[Records from a data collection]
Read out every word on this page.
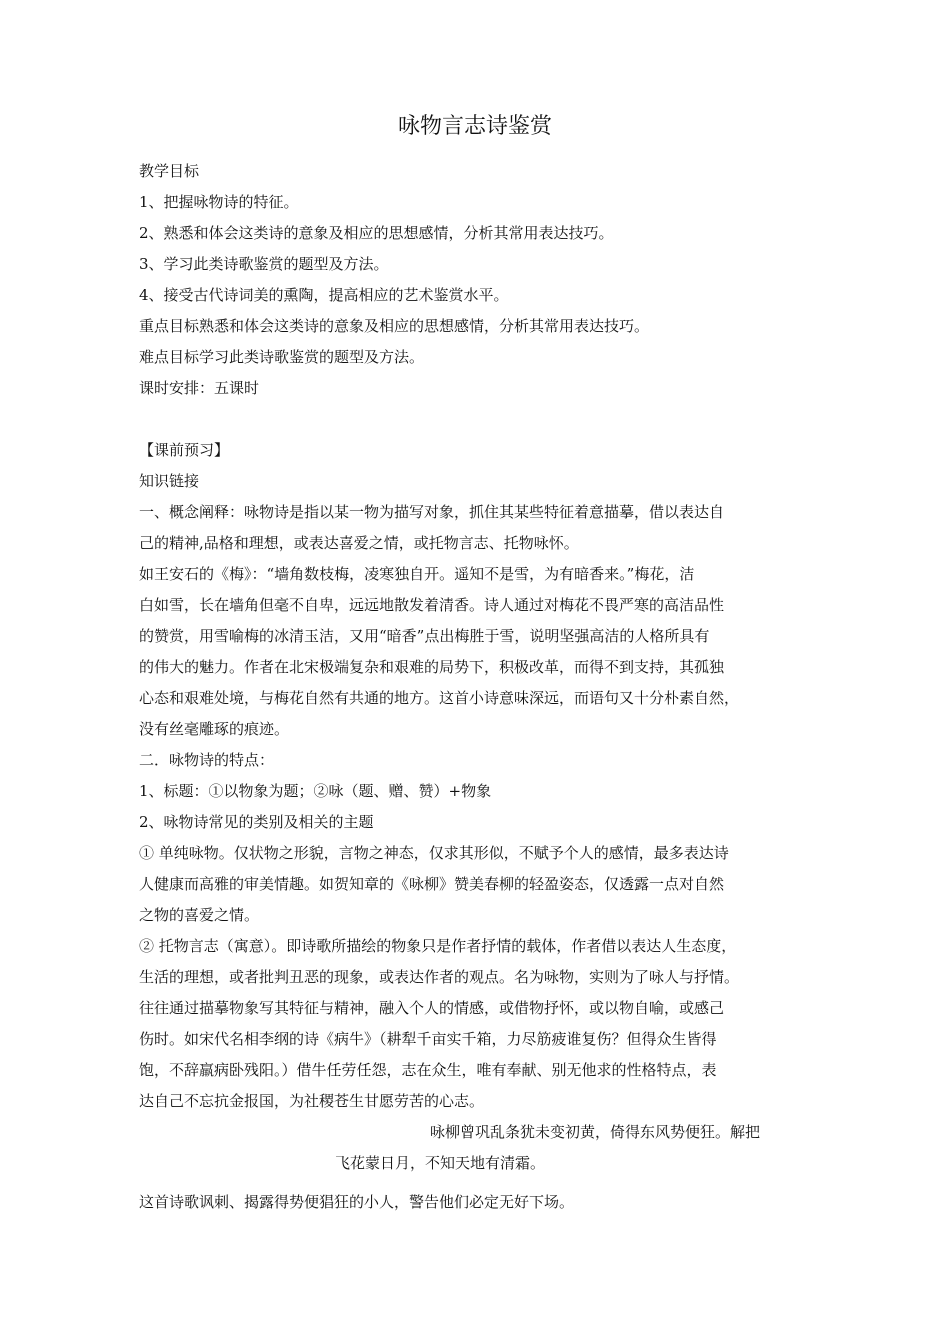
咏物言志诗鉴赏
教学目标
1、把握咏物诗的特征。
2、熟悉和体会这类诗的意象及相应的思想感情，分析其常用表达技巧。
3、学习此类诗歌鉴赏的题型及方法。
4、接受古代诗词美的熏陶，提高相应的艺术鉴赏水平。
重点目标熟悉和体会这类诗的意象及相应的思想感情，分析其常用表达技巧。
难点目标学习此类诗歌鉴赏的题型及方法。
课时安排：五课时
【课前预习】
知识链接
一、概念阐释：咏物诗是指以某一物为描写对象，抓住其某些特征着意描摹，借以表达自
己的精神,品格和理想，或表达喜爱之情，或托物言志、托物咏怀。
如王安石的《梅》：“墙角数枝梅，凌寒独自开。遥知不是雪，为有暗香来。”梅花，洁
白如雪，长在墙角但毫不自卑，远远地散发着清香。诗人通过对梅花不畏严寒的高洁品性
的赞赏，用雪喻梅的冰清玉洁，又用“暗香”点出梅胜于雪，说明坚强高洁的人格所具有
的伟大的魅力。作者在北宋极端复杂和艰难的局势下，积极改革，而得不到支持，其孤独
心态和艰难处境，与梅花自然有共通的地方。这首小诗意味深远，而语句又十分朴素自然，
没有丝毫雕琢的痕迹。
二．咏物诗的特点：
1、标题：①以物象为题；②咏（题、赠、赞）+物象
2、咏物诗常见的类别及相关的主题
① 单纯咏物。仅状物之形貌，言物之神态，仅求其形似，不赋予个人的感情，最多表达诗
人健康而高雅的审美情趣。如贺知章的《咏柳》赞美春柳的轻盈姿态，仅透露一点对自然
之物的喜爱之情。
② 托物言志（寓意）。即诗歌所描绘的物象只是作者抒情的载体，作者借以表达人生态度，
生活的理想，或者批判丑恶的现象，或表达作者的观点。名为咏物，实则为了咏人与抒情。
往往通过描摹物象写其特征与精神，融入个人的情感，或借物抒怀，或以物自喻，或感己
伤时。如宋代名相李纲的诗《病牛》（耕犁千亩实千箱，力尽筋疲谁复伤？但得众生皆得
饱，不辞羸病卧残阳。）借牛任劳任怨，志在众生，唯有奉献、别无他求的性格特点，表
达自己不忘抗金报国，为社稷苍生甘愿劳苦的心志。
咏柳曾巩乱条犹未变初黄，倚得东风势便狂。解把
飞花蒙日月，不知天地有清霜。
这首诗歌讽刺、揭露得势便猖狂的小人，警告他们必定无好下场。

WHAT YOU NEED TO DO: From the entries above, collect every line with the string "分析其常用表达技巧" in it.

RESULT OF THE EXERCISE:
2、熟悉和体会这类诗的意象及相应的思想感情，分析其常用表达技巧。
重点目标熟悉和体会这类诗的意象及相应的思想感情，分析其常用表达技巧。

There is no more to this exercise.